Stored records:
* * * * *

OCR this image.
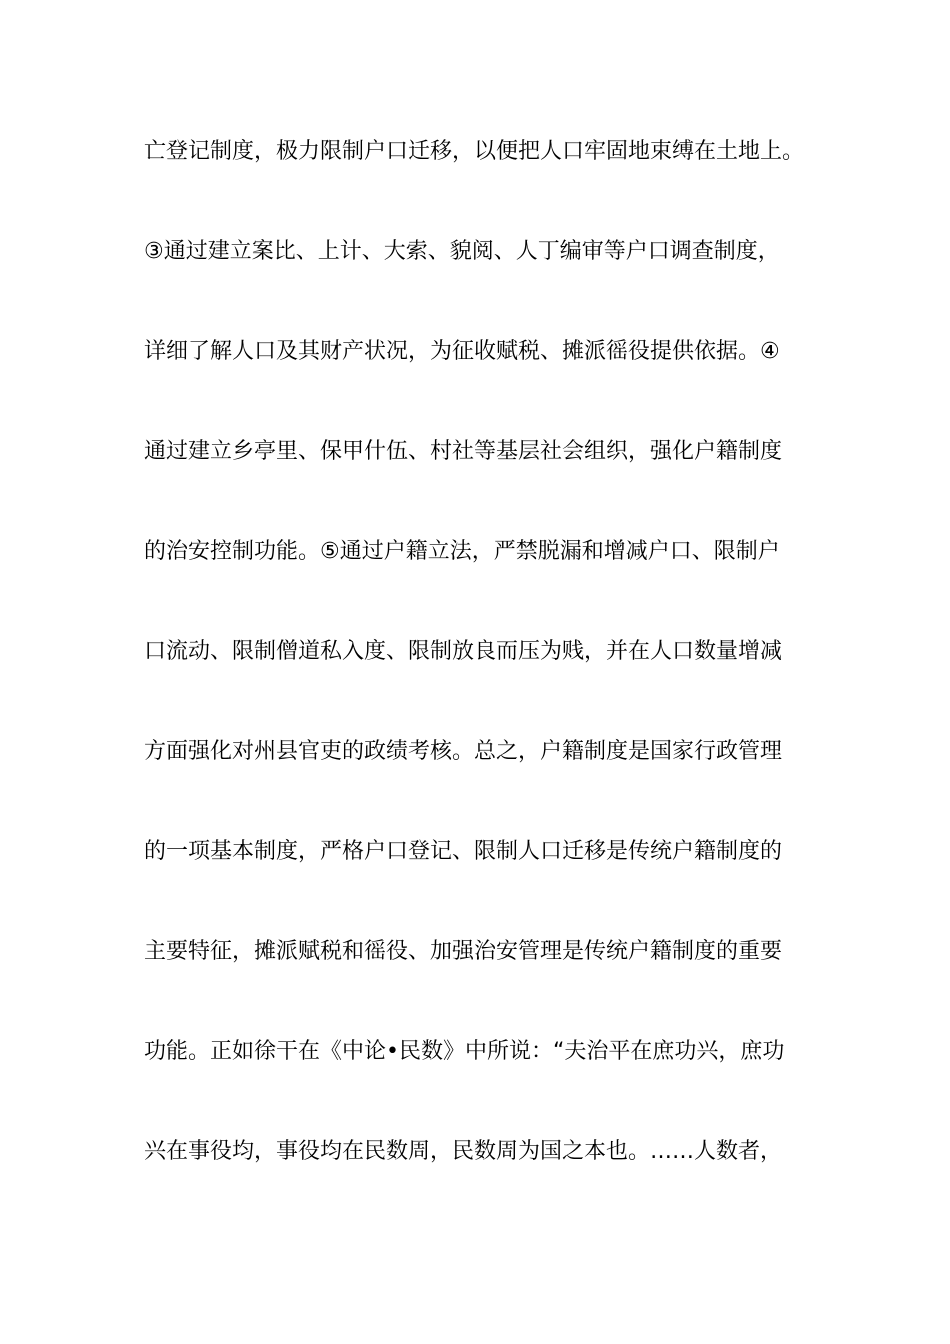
亡登记制度，极力限制户口迁移，以便把人口牢固地束缚在土地上。
③通过建立案比、上计、大索、貌阅、人丁编审等户口调查制度，
详细了解人口及其财产状况，为征收赋税、摊派徭役提供依据。④
通过建立乡亭里、保甲什伍、村社等基层社会组织，强化户籍制度
的治安控制功能。⑤通过户籍立法，严禁脱漏和增减户口、限制户
口流动、限制僧道私入度、限制放良而压为贱，并在人口数量增减
方面强化对州县官吏的政绩考核。总之，户籍制度是国家行政管理
的一项基本制度，严格户口登记、限制人口迁移是传统户籍制度的
主要特征，摊派赋税和徭役、加强治安管理是传统户籍制度的重要
功能。正如徐干在《中论•民数》中所说：“夫治平在庶功兴，庶功
兴在事役均，事役均在民数周，民数周为国之本也。……人数者，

* * * * *

What is being asked: Retype the whole listing exactly and leave the pictures out.

Answer in full:
OCR this image.
亡登记制度，极力限制户口迁移，以便把人口牢固地束缚在土地上。
③通过建立案比、上计、大索、貌阅、人丁编审等户口调查制度，
详细了解人口及其财产状况，为征收赋税、摊派徭役提供依据。④
通过建立乡亭里、保甲什伍、村社等基层社会组织，强化户籍制度
的治安控制功能。⑤通过户籍立法，严禁脱漏和增减户口、限制户
口流动、限制僧道私入度、限制放良而压为贱，并在人口数量增减
方面强化对州县官吏的政绩考核。总之，户籍制度是国家行政管理
的一项基本制度，严格户口登记、限制人口迁移是传统户籍制度的
主要特征，摊派赋税和徭役、加强治安管理是传统户籍制度的重要
功能。正如徐干在《中论•民数》中所说：“夫治平在庶功兴，庶功
兴在事役均，事役均在民数周，民数周为国之本也。……人数者，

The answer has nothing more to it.